--- Task goal ---
Locate each line in the records containing "programs". Copy it.

[A block of data]
────────────────────────────────────────

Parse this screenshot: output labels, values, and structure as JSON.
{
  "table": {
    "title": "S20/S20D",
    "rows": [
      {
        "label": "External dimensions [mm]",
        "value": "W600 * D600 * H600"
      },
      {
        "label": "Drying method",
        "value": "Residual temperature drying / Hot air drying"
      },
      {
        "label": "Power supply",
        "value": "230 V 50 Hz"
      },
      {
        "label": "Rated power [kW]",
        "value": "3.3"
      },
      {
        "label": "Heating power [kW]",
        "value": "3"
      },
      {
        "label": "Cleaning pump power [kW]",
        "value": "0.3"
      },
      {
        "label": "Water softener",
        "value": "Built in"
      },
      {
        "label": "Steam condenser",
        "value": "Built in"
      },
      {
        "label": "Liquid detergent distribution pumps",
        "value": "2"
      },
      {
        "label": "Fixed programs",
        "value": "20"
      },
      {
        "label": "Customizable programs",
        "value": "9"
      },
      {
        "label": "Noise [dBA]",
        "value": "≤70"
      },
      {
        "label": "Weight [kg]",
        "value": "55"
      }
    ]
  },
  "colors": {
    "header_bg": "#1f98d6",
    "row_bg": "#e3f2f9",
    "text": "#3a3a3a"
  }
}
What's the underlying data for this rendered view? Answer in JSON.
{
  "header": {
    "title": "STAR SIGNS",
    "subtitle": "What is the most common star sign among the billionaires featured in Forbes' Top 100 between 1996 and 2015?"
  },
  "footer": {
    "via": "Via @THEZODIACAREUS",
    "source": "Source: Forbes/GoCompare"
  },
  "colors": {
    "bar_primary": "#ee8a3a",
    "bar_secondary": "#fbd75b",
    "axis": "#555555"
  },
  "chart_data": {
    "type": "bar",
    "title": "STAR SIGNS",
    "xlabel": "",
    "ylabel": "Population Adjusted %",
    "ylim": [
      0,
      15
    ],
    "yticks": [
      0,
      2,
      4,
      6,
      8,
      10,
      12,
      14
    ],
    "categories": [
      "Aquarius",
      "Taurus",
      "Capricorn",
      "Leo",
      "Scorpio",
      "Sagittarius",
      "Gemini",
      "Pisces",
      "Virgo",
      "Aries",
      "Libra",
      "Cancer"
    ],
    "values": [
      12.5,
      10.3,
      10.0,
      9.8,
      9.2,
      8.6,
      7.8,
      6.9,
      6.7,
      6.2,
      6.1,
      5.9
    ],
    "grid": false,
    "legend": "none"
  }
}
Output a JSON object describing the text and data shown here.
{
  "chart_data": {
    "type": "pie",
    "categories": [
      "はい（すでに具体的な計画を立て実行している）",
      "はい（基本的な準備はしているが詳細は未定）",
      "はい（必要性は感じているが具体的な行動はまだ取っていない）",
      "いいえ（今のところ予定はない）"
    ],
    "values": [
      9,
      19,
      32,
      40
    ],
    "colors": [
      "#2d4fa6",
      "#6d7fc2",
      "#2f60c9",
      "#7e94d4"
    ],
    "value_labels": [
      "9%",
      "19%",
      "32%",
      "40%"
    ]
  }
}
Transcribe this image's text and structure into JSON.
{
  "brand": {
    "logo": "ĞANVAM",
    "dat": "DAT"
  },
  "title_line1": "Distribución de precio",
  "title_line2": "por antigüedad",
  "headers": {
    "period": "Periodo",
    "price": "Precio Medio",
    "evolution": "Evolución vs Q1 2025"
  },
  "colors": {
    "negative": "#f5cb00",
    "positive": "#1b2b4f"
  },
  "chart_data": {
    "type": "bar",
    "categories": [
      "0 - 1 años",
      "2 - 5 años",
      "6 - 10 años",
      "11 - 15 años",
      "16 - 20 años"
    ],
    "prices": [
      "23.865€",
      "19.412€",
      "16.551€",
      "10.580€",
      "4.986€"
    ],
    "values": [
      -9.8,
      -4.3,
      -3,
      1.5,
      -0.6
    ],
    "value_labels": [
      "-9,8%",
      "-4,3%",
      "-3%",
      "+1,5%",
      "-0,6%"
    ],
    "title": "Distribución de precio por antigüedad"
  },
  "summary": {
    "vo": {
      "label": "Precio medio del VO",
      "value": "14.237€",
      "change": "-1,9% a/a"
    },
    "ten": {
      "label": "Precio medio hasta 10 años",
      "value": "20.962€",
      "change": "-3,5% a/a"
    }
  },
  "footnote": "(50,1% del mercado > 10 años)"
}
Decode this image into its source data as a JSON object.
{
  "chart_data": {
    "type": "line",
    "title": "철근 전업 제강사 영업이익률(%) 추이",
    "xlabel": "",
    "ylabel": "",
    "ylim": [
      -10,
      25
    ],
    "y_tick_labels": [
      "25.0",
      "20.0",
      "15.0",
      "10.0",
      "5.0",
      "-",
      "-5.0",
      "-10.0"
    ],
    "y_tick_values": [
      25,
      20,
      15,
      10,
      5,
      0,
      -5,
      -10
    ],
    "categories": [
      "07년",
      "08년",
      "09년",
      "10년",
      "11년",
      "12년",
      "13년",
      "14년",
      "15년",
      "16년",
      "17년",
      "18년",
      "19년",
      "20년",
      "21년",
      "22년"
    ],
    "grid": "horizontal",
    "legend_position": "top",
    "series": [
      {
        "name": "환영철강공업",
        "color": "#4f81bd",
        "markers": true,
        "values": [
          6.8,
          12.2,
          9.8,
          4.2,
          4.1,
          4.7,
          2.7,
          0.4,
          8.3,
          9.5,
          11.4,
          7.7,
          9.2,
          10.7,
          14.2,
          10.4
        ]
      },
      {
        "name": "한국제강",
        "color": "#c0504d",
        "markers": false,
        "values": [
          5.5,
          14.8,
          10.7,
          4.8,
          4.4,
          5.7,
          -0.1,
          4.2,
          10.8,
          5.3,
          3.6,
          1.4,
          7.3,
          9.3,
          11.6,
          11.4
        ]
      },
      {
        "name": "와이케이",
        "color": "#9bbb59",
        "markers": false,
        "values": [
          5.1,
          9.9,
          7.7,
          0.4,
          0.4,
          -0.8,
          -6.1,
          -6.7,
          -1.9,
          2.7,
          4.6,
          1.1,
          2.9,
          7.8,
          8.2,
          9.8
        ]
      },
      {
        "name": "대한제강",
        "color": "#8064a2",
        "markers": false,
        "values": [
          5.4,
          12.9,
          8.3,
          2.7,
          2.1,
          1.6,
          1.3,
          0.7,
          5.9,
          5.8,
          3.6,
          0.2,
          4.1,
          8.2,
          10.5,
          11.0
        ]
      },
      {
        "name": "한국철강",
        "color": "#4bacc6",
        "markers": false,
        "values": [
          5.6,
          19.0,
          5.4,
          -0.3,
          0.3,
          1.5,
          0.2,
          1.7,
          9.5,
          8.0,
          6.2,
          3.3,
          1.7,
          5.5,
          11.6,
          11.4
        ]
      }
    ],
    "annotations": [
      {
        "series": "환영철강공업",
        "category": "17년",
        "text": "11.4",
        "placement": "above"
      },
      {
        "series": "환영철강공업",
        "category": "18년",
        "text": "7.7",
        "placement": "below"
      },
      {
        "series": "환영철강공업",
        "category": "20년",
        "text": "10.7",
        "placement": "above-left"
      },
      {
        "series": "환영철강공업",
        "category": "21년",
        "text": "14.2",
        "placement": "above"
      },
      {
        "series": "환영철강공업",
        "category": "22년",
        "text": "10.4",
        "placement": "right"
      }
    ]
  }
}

────────────────────────────────────────

--- The reply ---
        "label": "Fixed programs",
        "label": "Customizable programs",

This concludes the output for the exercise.